Records supplied:

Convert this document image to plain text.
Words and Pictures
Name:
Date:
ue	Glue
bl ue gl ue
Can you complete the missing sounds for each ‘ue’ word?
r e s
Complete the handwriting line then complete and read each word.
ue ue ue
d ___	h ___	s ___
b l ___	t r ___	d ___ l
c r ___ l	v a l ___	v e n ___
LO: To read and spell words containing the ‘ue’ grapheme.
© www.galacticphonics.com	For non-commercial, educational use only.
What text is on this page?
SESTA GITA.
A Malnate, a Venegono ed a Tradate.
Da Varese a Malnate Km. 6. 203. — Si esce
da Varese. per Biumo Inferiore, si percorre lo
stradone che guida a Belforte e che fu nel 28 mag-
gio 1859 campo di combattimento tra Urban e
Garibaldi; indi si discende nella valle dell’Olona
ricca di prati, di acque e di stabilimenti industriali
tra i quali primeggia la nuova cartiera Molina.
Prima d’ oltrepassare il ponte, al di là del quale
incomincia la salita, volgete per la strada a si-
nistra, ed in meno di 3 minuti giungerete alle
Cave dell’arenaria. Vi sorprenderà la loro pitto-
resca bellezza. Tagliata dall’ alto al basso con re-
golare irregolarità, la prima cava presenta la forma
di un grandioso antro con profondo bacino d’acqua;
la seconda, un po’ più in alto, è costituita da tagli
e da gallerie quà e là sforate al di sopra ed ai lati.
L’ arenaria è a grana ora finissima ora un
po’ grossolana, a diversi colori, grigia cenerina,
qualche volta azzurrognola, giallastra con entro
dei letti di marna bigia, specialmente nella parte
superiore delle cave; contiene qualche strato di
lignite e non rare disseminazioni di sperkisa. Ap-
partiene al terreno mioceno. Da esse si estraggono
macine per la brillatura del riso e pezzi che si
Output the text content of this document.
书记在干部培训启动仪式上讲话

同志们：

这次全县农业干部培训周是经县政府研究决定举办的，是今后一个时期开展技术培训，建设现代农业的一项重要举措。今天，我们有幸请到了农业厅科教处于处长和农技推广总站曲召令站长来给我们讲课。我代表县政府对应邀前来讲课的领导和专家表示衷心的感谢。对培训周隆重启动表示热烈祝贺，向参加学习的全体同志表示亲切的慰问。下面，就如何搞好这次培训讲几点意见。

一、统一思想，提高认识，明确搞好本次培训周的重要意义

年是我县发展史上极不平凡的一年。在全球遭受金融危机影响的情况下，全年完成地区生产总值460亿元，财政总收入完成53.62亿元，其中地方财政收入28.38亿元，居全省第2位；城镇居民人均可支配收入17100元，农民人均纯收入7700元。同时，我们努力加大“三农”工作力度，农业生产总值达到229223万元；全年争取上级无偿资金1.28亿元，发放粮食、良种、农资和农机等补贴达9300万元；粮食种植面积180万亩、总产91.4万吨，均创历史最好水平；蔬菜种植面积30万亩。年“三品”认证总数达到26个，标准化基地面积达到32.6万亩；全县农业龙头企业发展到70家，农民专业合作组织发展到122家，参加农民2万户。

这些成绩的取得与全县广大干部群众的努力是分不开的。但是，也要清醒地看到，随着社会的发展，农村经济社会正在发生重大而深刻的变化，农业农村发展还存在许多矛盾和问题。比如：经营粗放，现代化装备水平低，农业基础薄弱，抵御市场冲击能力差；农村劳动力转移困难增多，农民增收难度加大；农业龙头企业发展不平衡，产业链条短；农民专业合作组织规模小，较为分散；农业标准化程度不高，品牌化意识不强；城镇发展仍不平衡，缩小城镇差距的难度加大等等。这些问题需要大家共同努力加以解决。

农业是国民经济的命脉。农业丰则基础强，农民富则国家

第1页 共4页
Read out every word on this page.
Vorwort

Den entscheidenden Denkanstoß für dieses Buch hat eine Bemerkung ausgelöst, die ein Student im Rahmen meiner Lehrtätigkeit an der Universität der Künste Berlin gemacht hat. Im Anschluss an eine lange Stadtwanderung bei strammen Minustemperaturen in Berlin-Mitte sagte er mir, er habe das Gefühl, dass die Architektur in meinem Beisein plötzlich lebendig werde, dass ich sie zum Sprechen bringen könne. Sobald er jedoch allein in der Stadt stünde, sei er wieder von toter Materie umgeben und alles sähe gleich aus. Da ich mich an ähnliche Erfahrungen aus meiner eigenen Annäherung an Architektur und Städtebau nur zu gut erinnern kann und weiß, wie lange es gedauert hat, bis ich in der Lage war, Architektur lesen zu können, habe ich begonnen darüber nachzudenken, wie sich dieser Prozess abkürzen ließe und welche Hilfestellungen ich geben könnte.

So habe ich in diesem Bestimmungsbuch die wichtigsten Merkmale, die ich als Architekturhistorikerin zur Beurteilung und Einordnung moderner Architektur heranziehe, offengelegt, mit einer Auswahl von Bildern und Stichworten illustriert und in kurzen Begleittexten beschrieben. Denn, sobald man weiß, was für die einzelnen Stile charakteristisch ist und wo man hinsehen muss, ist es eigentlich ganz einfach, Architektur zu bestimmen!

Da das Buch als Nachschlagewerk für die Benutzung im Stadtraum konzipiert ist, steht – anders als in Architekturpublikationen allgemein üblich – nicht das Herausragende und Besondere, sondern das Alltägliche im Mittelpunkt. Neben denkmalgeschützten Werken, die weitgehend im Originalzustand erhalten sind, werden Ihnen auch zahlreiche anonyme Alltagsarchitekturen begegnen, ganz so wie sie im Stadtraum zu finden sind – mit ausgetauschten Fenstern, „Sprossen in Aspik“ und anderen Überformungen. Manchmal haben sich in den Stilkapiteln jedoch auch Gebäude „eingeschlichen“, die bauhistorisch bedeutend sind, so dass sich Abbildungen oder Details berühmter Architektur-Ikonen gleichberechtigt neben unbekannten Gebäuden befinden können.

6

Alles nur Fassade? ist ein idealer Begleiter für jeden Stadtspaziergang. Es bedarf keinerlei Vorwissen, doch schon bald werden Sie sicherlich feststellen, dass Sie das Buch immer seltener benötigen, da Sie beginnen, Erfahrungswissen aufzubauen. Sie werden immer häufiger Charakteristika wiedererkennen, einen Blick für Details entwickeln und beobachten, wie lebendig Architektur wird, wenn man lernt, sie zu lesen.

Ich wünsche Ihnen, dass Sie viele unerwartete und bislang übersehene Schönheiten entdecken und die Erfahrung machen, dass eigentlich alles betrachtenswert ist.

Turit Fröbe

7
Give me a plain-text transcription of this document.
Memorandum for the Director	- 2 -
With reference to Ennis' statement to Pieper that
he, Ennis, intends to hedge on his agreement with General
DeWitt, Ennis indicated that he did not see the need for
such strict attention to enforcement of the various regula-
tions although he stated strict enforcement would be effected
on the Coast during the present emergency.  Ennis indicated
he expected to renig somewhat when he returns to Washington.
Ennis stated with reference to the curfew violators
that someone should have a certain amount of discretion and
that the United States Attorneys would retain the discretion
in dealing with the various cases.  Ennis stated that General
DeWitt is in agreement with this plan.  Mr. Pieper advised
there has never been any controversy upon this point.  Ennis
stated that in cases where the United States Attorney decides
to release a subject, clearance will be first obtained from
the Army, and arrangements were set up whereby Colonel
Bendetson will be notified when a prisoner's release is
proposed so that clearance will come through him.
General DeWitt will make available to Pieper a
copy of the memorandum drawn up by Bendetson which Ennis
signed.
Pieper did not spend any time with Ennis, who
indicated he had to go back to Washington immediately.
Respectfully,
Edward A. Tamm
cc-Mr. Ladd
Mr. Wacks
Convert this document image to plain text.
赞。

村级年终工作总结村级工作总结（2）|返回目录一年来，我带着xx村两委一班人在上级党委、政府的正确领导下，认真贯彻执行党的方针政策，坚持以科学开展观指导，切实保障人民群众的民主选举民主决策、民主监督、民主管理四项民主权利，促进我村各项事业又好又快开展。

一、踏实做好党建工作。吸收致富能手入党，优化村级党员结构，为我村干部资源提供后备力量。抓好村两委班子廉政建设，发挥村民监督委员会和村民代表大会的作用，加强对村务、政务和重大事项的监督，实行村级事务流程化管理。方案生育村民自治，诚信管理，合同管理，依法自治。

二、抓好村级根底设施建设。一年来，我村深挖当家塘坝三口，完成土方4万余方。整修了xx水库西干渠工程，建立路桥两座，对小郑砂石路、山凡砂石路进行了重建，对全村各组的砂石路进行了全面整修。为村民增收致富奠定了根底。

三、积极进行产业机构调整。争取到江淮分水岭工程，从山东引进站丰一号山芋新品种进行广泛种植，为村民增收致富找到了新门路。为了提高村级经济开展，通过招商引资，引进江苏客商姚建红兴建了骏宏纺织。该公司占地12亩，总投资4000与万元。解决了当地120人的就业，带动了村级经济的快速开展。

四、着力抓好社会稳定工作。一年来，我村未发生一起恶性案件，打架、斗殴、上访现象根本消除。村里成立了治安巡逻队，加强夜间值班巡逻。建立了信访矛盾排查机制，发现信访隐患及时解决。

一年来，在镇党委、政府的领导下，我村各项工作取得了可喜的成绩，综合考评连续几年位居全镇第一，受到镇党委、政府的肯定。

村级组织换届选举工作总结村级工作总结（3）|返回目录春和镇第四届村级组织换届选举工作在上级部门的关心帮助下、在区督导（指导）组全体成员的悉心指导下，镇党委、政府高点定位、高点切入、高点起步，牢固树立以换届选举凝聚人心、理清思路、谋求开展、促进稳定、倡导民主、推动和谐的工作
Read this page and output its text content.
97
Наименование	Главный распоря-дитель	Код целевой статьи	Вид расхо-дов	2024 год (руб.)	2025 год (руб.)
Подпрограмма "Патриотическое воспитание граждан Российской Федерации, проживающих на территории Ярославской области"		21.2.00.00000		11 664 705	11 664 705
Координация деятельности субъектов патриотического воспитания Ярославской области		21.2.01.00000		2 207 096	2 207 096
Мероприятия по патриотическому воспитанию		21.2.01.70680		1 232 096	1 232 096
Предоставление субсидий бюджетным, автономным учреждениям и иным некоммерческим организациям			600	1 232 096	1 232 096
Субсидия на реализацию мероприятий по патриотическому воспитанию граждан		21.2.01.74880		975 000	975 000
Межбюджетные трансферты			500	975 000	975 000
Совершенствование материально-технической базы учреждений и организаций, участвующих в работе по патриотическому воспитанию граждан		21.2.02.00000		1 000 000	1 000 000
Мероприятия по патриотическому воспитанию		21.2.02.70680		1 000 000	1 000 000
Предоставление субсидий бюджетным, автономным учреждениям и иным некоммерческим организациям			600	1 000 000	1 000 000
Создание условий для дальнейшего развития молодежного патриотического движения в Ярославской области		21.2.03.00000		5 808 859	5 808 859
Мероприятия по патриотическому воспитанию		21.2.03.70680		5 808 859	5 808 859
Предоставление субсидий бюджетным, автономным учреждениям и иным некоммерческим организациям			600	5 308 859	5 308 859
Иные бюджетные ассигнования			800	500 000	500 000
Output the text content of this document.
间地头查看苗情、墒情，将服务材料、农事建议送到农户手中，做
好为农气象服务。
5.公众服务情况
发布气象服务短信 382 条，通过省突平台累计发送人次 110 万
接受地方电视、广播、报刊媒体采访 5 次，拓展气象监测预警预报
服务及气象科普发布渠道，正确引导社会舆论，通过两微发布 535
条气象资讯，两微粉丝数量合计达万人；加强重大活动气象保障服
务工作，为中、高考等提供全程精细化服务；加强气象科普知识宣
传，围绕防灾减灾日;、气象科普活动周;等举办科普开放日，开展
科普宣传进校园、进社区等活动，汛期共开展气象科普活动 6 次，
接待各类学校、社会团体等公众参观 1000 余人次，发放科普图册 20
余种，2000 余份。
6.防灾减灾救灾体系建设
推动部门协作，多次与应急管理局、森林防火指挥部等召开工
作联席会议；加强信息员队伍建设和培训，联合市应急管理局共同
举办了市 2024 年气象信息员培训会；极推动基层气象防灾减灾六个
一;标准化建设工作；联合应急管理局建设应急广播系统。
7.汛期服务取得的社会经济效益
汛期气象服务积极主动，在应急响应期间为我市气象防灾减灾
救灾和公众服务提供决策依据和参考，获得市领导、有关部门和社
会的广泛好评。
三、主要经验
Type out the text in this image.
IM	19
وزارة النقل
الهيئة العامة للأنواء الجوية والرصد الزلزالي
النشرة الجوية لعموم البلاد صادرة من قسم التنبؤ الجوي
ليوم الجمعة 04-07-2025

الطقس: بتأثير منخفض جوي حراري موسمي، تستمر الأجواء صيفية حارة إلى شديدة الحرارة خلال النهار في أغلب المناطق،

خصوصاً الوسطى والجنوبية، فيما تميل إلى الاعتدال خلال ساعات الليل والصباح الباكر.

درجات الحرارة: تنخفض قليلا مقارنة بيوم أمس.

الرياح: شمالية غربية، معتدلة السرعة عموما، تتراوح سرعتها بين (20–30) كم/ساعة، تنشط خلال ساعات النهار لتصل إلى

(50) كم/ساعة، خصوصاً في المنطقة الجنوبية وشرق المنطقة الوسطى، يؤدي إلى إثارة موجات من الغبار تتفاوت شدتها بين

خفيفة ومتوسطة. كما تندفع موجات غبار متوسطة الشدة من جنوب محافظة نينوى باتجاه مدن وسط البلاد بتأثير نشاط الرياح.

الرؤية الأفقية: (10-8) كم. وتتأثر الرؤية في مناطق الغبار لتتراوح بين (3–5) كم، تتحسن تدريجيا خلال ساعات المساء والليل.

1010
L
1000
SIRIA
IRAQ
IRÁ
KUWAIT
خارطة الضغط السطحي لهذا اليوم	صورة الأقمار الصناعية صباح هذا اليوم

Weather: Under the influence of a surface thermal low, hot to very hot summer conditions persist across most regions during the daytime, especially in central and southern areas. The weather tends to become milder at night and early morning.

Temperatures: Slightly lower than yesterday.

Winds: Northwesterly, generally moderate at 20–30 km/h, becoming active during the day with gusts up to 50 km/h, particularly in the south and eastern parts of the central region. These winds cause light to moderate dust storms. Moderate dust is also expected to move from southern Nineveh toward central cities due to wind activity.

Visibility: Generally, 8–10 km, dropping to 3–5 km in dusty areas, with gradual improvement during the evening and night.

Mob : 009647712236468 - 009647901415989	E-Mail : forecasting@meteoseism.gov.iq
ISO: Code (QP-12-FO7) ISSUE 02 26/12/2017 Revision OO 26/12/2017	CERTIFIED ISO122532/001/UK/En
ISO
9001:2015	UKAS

Task goal: Filter the entries above down to the lines containing the word "Washington".

Reply to the task:
he expected to renig somewhat when he returns to Washington.
indicated he had to go back to Washington immediately.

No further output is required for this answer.